_INSTRUCTION_:
Give only the number of lines in the records below that contain the word "Exkurze".

_RECORDS SHOWN_:
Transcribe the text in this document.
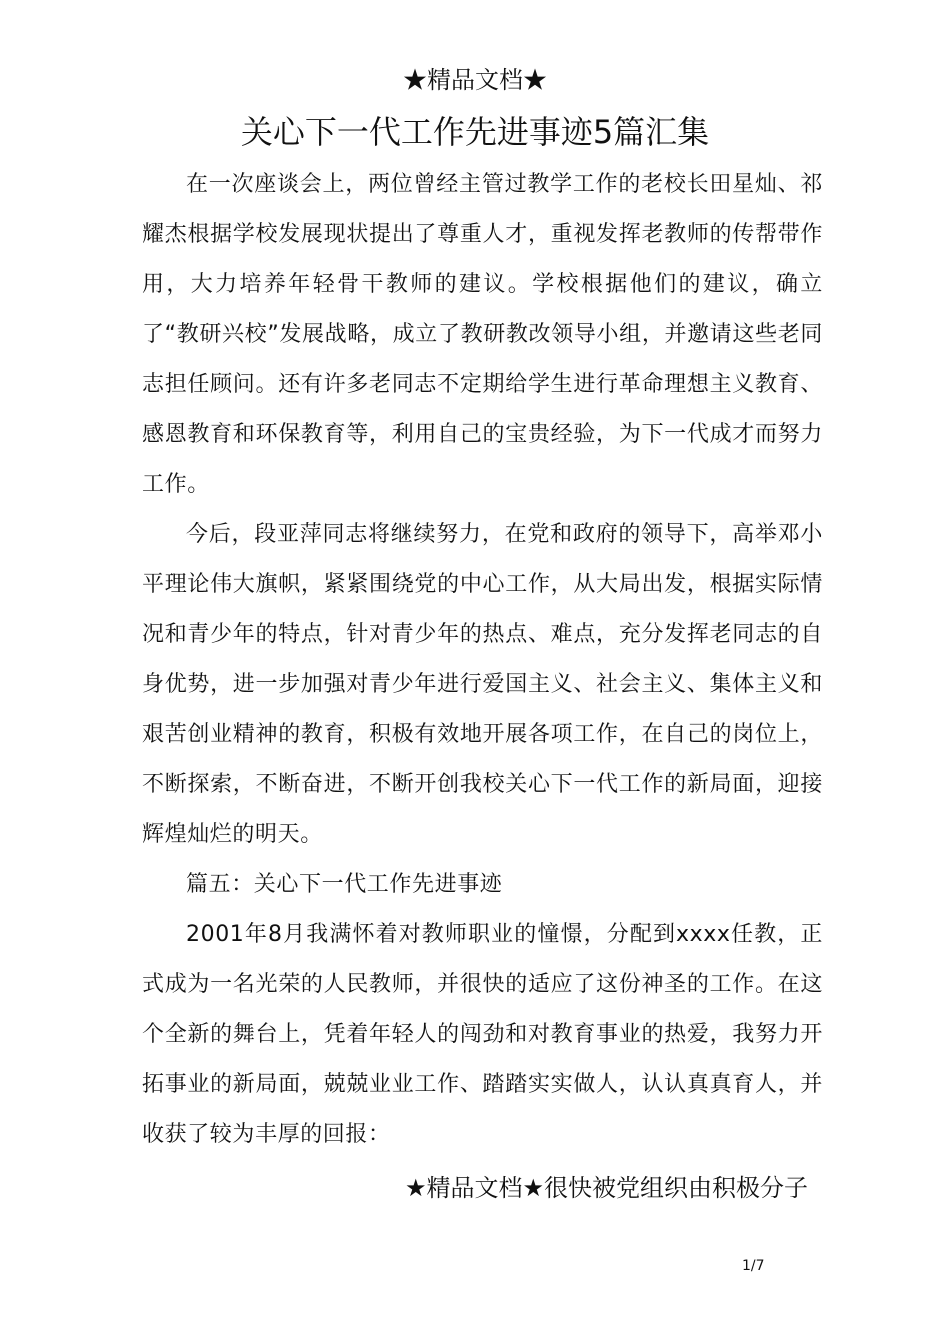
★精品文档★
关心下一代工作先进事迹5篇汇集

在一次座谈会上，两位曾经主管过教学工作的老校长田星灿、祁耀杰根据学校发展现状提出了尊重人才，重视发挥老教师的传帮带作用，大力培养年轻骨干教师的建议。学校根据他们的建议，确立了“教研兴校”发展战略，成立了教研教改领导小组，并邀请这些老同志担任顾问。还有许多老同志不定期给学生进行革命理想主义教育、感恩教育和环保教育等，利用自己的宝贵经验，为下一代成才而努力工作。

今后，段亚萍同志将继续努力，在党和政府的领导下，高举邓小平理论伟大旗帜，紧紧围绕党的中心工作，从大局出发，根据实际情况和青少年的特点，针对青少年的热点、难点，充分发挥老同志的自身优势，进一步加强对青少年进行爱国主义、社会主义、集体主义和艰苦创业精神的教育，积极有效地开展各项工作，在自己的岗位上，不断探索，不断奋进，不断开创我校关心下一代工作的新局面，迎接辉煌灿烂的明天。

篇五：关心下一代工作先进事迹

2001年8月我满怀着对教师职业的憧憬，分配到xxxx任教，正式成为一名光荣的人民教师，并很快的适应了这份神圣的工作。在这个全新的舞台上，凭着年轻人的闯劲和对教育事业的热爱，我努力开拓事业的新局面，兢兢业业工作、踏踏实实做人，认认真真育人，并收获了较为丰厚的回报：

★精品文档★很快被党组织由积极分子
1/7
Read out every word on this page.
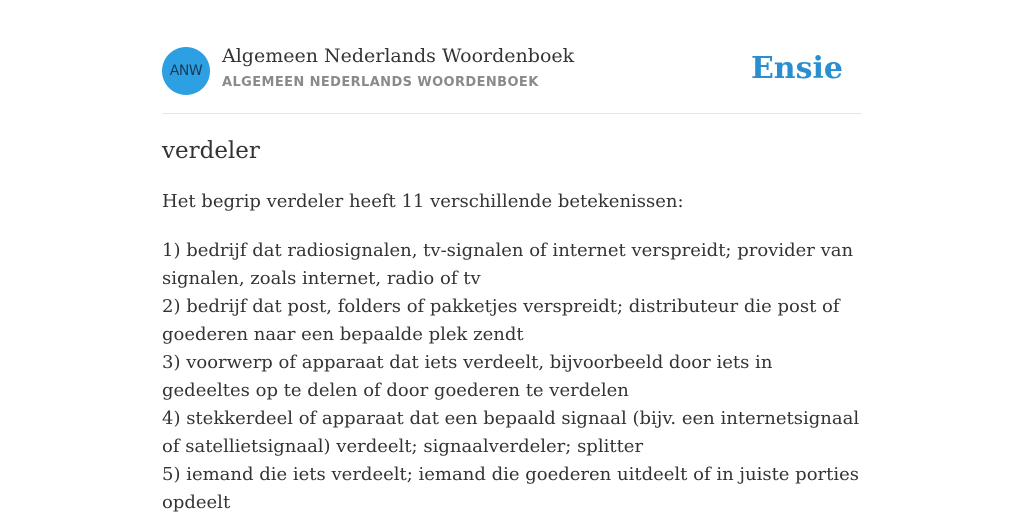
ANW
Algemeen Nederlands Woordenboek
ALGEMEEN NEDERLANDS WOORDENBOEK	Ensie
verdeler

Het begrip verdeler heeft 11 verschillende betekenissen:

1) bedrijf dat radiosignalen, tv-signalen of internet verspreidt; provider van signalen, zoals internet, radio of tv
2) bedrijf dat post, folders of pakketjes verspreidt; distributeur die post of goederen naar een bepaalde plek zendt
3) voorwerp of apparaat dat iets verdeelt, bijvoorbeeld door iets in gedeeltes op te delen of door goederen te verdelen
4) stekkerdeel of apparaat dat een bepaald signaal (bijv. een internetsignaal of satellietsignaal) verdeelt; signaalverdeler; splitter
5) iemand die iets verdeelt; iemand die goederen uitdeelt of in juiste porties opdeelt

==

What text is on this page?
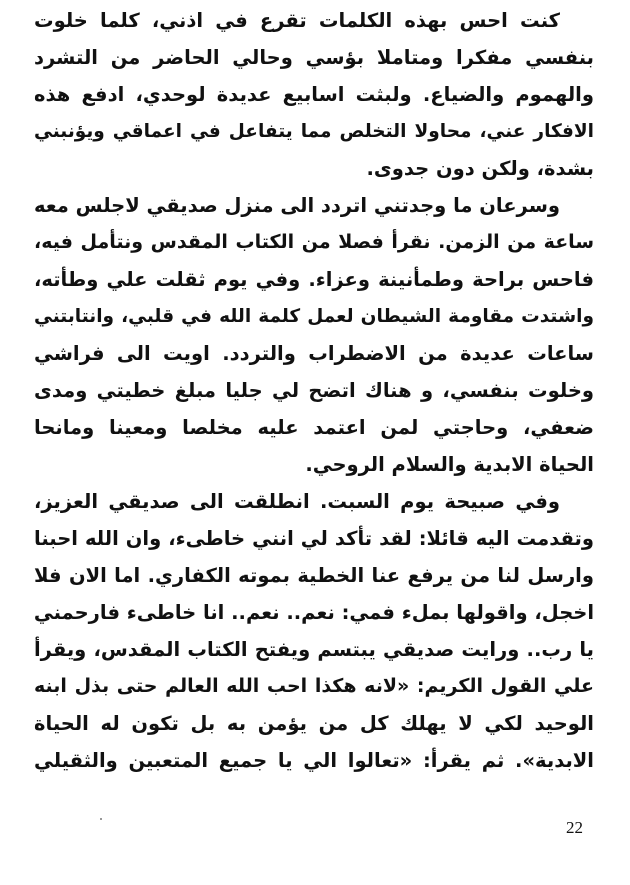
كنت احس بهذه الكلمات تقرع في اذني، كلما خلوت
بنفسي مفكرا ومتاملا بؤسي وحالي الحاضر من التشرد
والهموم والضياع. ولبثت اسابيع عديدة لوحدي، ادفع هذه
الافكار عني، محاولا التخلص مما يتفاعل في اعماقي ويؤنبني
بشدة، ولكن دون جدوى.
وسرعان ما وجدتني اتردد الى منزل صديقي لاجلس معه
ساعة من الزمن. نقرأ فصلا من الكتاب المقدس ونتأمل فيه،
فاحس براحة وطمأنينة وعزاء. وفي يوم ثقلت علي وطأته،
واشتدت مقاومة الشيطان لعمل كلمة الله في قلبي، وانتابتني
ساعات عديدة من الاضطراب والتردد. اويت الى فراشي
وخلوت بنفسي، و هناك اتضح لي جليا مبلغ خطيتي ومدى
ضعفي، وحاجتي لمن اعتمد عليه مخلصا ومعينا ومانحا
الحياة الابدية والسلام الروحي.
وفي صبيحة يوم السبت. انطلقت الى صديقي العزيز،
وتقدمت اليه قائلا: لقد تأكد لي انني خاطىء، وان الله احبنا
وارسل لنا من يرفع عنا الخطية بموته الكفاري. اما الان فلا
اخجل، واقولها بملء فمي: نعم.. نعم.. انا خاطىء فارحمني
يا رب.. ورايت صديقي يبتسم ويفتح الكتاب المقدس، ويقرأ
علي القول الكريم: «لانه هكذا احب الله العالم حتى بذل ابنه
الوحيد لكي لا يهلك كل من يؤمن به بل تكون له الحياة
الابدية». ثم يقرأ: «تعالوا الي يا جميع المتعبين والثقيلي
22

--

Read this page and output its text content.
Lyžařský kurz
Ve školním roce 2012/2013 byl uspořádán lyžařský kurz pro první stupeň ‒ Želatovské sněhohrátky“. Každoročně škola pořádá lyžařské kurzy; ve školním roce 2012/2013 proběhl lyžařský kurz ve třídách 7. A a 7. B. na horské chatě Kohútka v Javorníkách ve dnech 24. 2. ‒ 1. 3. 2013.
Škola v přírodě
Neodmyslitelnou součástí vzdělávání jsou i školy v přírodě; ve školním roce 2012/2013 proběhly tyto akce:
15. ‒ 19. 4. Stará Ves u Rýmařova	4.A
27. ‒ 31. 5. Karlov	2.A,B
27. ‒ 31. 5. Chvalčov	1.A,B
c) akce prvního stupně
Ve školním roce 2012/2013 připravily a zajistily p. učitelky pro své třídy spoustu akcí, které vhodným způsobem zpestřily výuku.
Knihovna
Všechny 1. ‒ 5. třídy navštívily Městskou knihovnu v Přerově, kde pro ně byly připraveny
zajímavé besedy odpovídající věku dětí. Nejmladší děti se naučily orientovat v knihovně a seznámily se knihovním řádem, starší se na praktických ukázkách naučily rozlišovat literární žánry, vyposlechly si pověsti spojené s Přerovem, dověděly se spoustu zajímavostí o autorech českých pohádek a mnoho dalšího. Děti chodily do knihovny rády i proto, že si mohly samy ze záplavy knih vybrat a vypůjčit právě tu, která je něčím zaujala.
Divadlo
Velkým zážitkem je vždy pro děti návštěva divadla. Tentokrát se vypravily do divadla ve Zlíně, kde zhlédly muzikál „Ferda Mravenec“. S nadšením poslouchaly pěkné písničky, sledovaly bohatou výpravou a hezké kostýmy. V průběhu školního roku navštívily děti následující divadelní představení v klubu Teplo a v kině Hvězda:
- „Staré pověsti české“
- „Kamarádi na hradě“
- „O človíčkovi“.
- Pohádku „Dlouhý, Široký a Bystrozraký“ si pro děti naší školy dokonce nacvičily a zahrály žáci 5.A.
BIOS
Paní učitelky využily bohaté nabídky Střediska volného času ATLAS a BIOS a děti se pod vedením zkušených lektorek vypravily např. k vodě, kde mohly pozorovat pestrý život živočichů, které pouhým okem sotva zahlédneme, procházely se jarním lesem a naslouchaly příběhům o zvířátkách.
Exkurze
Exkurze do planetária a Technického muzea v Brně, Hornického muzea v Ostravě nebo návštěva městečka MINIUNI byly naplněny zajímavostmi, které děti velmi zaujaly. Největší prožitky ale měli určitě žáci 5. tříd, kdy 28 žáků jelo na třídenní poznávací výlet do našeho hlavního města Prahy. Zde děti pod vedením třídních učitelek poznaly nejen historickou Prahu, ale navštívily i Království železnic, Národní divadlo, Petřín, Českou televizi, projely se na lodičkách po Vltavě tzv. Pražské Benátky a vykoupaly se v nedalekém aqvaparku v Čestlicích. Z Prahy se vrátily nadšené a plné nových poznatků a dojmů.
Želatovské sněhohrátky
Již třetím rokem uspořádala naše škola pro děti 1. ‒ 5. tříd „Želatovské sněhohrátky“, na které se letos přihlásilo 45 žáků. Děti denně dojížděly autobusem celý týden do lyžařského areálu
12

_CORRECT ANSWER_:
2